- Written task -
Where a line holds the string "statement", return that line.

___ Records for this task

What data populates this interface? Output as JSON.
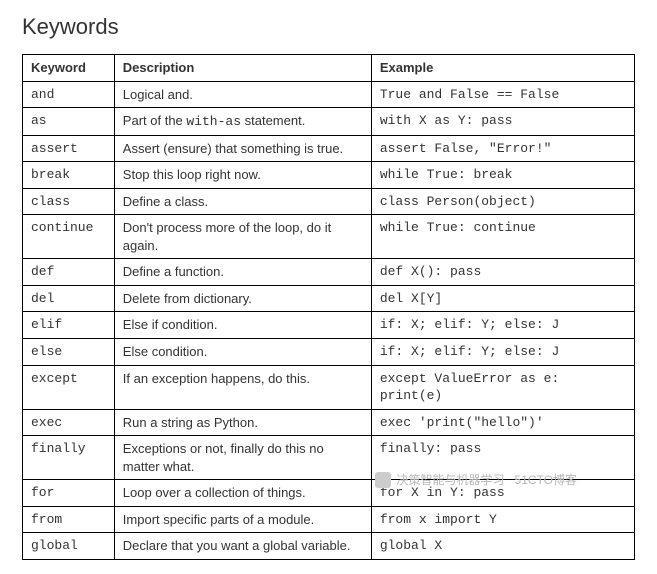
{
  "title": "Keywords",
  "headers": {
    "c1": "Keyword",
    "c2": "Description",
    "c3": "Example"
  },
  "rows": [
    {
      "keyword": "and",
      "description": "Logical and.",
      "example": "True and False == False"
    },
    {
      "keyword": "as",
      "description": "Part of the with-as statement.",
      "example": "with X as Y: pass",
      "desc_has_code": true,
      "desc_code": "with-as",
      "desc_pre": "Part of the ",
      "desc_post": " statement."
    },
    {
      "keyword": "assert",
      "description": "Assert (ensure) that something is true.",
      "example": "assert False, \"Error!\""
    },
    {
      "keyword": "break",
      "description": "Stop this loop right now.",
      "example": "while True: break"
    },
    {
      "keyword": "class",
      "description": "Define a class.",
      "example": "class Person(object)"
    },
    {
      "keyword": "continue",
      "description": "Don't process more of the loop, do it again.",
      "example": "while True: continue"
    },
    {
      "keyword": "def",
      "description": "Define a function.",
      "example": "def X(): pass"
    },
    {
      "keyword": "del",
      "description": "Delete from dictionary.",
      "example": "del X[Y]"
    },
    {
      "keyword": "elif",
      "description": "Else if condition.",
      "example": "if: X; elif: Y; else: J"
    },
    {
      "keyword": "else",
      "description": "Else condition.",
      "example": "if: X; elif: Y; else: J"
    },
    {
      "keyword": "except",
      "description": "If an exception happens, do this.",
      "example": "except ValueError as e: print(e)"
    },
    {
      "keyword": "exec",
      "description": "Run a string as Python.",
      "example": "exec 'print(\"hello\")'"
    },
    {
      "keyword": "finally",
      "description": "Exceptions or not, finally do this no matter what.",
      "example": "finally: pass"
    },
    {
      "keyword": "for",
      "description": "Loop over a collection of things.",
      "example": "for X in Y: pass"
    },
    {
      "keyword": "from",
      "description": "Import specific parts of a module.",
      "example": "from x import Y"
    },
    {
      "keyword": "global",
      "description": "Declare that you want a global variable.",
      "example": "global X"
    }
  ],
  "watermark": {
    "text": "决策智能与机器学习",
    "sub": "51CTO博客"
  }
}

______

- Result for this exercise -
      "description": "Part of the with-as statement.",
      "desc_post": " statement."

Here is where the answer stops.